Task to carry out ▸
Locate the string "утилизации" throughout the material and copy every line in which it occurs.

Data section ▸

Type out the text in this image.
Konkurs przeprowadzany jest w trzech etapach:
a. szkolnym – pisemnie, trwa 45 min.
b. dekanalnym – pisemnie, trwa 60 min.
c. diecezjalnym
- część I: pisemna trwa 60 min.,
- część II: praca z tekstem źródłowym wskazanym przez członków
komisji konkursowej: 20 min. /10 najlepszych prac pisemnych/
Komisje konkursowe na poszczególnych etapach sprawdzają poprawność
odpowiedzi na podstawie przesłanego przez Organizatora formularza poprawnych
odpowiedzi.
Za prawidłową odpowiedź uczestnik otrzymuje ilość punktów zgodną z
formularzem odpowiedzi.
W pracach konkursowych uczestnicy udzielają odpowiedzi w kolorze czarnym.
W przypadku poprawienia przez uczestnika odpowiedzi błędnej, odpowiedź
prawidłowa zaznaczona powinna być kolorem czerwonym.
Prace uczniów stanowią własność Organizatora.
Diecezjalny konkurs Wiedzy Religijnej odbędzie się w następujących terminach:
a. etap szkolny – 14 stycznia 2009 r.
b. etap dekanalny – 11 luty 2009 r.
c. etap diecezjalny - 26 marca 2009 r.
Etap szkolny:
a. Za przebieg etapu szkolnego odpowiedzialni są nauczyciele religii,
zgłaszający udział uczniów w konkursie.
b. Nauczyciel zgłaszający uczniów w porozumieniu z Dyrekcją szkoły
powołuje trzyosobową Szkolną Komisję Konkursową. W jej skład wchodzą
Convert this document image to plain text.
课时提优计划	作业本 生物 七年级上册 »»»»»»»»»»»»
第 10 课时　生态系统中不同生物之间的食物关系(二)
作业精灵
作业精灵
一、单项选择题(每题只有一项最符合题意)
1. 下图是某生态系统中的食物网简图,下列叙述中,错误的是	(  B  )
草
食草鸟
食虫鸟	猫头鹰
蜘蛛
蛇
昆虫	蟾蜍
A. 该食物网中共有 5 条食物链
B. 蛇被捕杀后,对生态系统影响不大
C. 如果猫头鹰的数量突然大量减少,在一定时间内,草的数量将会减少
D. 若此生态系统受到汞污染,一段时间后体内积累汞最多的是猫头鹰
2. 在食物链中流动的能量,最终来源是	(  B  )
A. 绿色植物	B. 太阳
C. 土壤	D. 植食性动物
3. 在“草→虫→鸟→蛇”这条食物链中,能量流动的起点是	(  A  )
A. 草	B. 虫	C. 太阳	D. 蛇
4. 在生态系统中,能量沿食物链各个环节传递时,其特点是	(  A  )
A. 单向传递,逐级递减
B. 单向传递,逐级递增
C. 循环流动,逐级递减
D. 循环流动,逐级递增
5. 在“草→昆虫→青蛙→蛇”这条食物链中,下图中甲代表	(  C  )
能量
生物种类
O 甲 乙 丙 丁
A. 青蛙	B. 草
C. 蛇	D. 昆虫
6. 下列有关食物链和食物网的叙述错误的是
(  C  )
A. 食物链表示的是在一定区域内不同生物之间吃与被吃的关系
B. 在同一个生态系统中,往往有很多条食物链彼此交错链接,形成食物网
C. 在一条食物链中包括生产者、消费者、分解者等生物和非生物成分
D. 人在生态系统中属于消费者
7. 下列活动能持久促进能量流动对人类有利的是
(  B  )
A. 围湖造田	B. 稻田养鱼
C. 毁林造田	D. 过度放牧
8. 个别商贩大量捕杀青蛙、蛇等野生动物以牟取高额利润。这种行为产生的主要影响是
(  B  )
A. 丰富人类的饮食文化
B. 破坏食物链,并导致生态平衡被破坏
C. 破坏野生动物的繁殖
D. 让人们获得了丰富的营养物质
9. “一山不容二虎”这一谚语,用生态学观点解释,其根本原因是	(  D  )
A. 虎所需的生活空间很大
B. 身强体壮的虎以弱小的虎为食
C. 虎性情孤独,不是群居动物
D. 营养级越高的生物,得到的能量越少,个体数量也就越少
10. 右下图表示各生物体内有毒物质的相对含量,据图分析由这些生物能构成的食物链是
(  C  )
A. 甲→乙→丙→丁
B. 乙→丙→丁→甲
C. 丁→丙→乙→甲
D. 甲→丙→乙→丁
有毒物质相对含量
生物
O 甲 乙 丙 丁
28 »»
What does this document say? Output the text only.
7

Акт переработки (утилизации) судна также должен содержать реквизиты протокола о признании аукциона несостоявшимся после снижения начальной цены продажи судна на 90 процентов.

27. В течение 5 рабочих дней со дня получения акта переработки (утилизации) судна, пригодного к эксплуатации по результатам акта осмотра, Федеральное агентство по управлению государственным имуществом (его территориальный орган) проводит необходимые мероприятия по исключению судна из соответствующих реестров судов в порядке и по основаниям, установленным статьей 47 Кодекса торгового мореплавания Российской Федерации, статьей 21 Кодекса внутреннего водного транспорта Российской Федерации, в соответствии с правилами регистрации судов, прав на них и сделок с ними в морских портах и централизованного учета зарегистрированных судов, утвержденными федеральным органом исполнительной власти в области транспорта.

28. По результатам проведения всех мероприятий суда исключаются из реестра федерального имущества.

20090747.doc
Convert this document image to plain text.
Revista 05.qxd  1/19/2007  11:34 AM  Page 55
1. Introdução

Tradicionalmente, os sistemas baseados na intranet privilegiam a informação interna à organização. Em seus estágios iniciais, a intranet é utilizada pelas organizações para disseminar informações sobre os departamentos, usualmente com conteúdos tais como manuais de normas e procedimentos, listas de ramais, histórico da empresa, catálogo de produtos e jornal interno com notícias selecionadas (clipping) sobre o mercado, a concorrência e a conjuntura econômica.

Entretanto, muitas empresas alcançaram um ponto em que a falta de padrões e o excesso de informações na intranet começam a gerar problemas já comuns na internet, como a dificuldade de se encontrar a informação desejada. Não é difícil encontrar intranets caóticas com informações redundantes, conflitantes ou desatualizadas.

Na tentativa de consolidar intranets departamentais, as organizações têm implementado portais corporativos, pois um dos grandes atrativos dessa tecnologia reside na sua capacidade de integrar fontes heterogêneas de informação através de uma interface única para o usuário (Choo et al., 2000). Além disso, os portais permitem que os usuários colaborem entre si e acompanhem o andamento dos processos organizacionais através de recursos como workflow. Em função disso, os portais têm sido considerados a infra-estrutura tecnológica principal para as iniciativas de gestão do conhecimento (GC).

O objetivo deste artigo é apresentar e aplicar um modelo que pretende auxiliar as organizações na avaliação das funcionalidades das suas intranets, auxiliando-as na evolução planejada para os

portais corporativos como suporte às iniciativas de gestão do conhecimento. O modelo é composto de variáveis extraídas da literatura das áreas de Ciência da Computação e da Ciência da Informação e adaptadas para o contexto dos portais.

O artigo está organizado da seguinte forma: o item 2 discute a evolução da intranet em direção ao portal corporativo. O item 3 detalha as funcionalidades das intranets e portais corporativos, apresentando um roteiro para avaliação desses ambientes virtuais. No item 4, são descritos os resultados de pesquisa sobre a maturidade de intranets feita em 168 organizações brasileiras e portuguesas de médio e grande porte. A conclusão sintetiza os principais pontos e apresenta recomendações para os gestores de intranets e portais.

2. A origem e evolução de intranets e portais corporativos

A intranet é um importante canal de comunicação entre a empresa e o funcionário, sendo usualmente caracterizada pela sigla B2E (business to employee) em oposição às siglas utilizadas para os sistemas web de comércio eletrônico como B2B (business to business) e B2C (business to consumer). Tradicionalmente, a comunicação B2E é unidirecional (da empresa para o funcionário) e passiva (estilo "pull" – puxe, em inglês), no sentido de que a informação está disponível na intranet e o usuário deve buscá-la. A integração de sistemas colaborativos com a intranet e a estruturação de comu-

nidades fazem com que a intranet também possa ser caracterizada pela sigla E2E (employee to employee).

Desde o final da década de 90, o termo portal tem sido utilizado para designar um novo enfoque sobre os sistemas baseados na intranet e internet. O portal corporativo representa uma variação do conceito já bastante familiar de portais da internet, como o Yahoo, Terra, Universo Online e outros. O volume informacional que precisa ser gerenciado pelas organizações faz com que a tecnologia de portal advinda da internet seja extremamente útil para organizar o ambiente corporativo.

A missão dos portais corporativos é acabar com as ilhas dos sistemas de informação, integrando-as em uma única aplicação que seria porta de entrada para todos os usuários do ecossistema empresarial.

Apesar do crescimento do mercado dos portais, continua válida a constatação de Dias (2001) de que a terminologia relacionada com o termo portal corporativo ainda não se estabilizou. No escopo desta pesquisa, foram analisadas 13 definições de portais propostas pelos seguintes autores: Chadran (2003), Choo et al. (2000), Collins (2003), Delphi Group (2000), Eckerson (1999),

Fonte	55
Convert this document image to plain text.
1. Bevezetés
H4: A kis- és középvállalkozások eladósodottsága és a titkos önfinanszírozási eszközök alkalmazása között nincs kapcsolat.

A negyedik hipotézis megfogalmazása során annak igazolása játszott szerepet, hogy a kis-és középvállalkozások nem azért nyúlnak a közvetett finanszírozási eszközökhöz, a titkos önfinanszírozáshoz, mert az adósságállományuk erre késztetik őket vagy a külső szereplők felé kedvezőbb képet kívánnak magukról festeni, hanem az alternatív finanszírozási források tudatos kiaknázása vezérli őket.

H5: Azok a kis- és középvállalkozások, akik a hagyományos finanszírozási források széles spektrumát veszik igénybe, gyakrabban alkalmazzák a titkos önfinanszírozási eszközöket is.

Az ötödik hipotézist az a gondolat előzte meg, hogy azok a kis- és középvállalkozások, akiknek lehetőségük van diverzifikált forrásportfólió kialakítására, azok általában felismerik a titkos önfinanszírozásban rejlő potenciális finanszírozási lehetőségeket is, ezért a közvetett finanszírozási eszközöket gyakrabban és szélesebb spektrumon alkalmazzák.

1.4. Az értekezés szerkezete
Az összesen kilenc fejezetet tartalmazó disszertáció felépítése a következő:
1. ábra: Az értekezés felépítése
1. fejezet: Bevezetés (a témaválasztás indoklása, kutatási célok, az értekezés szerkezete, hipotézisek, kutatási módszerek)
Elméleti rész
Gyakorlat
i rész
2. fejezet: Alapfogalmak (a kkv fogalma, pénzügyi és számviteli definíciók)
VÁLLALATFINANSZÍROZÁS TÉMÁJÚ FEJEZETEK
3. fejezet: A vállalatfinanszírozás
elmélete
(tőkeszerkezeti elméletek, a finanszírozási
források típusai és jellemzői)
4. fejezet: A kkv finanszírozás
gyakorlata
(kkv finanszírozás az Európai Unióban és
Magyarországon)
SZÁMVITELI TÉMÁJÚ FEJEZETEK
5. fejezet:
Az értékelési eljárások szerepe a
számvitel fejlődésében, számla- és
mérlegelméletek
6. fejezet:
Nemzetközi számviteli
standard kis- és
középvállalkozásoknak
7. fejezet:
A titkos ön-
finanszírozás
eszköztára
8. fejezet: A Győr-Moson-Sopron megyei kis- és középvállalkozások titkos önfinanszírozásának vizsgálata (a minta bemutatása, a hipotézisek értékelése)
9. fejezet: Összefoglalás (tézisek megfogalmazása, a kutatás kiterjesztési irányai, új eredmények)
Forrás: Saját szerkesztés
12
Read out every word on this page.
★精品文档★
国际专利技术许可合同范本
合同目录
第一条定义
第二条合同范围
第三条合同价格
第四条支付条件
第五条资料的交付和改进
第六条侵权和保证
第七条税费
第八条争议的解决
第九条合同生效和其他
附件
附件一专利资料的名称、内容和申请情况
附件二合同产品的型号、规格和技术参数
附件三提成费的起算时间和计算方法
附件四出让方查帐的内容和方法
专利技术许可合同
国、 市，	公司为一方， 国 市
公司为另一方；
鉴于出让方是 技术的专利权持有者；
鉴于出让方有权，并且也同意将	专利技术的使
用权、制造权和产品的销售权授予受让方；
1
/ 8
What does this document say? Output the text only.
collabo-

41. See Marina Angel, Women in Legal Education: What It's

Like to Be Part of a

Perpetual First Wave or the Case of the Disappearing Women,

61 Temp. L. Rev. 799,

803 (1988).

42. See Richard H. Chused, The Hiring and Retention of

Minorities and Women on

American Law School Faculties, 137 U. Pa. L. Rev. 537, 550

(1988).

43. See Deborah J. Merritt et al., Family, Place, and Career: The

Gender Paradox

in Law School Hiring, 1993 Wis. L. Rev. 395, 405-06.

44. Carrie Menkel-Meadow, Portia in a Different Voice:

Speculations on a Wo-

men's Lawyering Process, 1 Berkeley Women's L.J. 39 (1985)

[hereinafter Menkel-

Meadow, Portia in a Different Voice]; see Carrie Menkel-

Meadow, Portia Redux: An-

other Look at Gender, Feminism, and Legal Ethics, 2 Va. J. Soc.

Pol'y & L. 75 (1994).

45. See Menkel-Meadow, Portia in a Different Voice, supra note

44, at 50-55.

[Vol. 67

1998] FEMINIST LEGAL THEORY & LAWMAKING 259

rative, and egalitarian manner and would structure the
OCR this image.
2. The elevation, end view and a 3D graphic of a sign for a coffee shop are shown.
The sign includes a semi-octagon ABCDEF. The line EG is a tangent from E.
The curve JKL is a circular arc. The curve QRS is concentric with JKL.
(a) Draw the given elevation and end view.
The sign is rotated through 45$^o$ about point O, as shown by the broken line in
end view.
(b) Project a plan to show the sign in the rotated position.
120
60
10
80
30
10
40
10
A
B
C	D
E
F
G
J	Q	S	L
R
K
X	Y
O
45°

Solution to the exercise ▸
Акт переработки (утилизации) судна также должен содержать реквизиты протокола о признании аукциона несостоявшимся после снижения начальной цены продажи судна на 90 процентов.
27. В течение 5 рабочих дней со дня получения акта переработки (утилизации) судна, пригодного к эксплуатации по результатам акта осмотра, Федеральное агентство по управлению государственным имуществом (его территориальный орган) проводит необходимые мероприятия по исключению судна из соответствующих реестров судов в порядке и по основаниям, установленным статьей 47 Кодекса торгового мореплавания Российской Федерации, статьей 21 Кодекса внутреннего водного транспорта Российской Федерации, в соответствии с правилами регистрации судов, прав на них и сделок с ними в морских портах и централизованного учета зарегистрированных судов, утвержденными федеральным органом исполнительной власти в области транспорта.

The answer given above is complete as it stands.